● **What you are asked to do**
Return the exact lines spanning from the line with "What's the underlying" through the last line of the entries, boundaries included, and no others.
════
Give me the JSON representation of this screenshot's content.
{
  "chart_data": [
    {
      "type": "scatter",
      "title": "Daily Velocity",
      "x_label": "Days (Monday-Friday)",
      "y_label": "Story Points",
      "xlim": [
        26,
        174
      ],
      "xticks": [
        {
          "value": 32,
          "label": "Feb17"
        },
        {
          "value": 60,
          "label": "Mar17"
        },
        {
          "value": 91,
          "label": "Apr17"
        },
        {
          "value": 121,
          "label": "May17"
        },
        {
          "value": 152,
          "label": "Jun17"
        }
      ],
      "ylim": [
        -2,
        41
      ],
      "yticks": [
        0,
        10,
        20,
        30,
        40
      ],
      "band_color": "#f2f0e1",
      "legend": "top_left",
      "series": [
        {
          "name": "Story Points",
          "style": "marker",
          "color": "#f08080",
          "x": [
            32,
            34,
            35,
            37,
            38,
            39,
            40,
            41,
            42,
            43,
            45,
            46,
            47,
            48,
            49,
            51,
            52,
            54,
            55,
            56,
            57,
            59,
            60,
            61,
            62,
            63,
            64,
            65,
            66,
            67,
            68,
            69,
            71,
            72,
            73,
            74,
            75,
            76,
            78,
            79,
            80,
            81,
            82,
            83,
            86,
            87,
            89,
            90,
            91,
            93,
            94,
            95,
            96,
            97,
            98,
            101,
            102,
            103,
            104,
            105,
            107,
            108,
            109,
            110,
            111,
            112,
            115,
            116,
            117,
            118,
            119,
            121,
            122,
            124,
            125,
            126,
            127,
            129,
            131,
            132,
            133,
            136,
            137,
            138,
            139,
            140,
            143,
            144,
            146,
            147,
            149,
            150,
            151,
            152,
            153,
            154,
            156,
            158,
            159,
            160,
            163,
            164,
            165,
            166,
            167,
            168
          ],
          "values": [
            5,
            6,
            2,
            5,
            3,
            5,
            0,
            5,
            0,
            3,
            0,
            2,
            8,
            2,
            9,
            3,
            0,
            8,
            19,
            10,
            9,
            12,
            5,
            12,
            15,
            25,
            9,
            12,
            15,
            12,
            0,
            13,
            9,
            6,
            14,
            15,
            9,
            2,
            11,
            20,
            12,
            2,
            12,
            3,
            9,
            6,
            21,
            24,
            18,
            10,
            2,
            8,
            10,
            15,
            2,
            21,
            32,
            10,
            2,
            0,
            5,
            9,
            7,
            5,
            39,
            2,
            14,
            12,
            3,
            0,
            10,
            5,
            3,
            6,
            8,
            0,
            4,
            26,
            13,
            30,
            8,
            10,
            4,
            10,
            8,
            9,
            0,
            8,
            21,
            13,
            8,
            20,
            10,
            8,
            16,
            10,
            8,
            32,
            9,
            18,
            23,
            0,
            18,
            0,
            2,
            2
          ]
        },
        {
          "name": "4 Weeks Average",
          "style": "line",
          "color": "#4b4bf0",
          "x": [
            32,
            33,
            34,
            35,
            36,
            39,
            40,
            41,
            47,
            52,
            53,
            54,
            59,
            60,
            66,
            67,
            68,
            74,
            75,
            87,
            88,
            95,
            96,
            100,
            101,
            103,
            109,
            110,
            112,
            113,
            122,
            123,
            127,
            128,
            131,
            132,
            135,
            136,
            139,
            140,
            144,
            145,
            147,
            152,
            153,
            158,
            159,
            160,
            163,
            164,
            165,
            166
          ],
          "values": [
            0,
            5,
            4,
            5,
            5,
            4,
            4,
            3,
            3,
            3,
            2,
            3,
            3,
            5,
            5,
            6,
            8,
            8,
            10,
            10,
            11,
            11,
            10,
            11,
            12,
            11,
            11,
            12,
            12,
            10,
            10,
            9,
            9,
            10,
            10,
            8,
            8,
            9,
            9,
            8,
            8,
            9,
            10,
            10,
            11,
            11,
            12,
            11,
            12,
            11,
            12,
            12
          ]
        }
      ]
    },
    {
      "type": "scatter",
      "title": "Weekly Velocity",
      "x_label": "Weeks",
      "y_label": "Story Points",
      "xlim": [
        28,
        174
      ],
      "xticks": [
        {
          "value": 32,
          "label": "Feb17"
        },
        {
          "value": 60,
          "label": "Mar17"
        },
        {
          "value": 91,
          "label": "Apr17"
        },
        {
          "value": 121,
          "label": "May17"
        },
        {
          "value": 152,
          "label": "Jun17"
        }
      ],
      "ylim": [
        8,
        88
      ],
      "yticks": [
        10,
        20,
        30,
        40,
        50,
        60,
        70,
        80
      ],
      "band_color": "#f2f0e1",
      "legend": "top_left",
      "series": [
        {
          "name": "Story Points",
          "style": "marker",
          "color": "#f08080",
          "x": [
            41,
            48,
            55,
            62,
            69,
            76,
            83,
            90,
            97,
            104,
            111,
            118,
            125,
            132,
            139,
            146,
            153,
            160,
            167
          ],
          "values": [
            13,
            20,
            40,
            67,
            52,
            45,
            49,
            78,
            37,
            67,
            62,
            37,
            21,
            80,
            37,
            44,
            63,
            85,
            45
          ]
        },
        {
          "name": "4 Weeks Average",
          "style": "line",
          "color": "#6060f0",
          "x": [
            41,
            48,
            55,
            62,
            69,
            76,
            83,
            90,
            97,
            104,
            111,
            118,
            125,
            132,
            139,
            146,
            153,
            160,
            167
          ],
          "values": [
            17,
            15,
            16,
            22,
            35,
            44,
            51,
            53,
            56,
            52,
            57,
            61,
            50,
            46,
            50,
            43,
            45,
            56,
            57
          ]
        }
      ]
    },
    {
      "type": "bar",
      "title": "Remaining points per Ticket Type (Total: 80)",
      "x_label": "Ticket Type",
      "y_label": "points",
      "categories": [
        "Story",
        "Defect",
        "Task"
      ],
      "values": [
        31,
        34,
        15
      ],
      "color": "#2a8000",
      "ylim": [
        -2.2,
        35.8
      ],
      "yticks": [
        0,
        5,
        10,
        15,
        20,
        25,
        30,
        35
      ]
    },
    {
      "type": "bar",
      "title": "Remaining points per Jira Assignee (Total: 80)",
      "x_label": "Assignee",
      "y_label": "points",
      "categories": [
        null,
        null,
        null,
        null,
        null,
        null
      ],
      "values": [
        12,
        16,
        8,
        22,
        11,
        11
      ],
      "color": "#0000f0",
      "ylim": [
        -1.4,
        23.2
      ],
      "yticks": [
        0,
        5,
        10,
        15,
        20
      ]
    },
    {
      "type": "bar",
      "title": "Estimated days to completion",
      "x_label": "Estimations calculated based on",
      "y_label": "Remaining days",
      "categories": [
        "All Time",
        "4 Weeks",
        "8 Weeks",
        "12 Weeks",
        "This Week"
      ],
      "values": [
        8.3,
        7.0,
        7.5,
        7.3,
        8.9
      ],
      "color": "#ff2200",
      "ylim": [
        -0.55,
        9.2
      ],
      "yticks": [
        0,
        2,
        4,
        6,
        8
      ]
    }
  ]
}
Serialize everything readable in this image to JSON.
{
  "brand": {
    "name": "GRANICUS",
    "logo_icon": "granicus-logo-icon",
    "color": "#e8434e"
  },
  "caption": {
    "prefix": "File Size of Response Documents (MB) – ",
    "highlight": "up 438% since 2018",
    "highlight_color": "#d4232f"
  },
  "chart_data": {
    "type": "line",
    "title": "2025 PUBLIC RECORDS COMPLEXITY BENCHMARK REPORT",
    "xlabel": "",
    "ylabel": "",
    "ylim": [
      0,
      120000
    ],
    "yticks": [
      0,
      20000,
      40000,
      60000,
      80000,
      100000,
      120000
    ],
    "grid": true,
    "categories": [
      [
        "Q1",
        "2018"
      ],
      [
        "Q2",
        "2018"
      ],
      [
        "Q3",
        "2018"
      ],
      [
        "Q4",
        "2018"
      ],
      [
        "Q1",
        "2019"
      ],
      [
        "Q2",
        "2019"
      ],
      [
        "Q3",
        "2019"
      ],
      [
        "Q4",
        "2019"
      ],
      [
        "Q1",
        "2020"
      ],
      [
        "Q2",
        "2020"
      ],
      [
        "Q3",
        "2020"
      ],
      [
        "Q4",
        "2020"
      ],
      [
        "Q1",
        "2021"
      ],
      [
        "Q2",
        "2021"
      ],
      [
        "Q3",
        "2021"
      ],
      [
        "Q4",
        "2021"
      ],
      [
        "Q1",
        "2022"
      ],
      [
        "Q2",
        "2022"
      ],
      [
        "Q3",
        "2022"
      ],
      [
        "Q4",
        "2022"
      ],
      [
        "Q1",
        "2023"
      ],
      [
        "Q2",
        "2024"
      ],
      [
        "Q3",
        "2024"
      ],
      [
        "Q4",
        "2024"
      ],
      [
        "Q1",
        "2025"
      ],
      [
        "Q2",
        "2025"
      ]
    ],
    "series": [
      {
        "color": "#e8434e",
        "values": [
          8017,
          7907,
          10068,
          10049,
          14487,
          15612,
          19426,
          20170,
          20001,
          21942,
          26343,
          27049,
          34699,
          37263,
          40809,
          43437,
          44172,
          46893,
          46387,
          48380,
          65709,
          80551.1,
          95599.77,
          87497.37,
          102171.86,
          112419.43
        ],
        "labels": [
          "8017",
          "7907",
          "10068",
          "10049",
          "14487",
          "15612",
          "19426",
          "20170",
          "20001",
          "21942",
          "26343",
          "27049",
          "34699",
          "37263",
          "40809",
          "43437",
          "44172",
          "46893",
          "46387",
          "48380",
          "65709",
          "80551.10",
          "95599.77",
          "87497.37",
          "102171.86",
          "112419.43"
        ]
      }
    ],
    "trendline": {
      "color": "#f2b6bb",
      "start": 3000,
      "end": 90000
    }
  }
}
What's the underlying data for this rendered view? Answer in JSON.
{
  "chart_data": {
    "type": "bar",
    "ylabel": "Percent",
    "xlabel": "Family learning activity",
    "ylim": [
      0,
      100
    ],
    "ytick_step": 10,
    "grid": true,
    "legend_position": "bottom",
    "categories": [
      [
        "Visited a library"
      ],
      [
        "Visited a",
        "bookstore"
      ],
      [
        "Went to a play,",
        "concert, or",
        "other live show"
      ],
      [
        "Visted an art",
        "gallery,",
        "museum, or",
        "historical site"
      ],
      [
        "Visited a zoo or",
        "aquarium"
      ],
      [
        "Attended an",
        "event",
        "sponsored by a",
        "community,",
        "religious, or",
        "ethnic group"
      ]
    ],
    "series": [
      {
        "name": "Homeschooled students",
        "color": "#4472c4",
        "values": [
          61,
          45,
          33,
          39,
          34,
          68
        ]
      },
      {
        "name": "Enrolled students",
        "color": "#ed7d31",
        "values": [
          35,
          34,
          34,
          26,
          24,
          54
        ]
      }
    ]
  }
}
════
● **The completed task**
What's the underlying data for this rendered view? Answer in JSON.
{
  "chart_data": {
    "type": "bar",
    "ylabel": "Percent",
    "xlabel": "Family learning activity",
    "ylim": [
      0,
      100
    ],
    "ytick_step": 10,
    "grid": true,
    "legend_position": "bottom",
    "categories": [
      [
        "Visited a library"
      ],
      [
        "Visited a",
        "bookstore"
      ],
      [
        "Went to a play,",
        "concert, or",
        "other live show"
      ],
      [
        "Visted an art",
        "gallery,",
        "museum, or",
        "historical site"
      ],
      [
        "Visited a zoo or",
        "aquarium"
      ],
      [
        "Attended an",
        "event",
        "sponsored by a",
        "community,",
        "religious, or",
        "ethnic group"
      ]
    ],
    "series": [
      {
        "name": "Homeschooled students",
        "color": "#4472c4",
        "values": [
          61,
          45,
          33,
          39,
          34,
          68
        ]
      },
      {
        "name": "Enrolled students",
        "color": "#ed7d31",
        "values": [
          35,
          34,
          34,
          26,
          24,
          54
        ]
      }
    ]
  }
}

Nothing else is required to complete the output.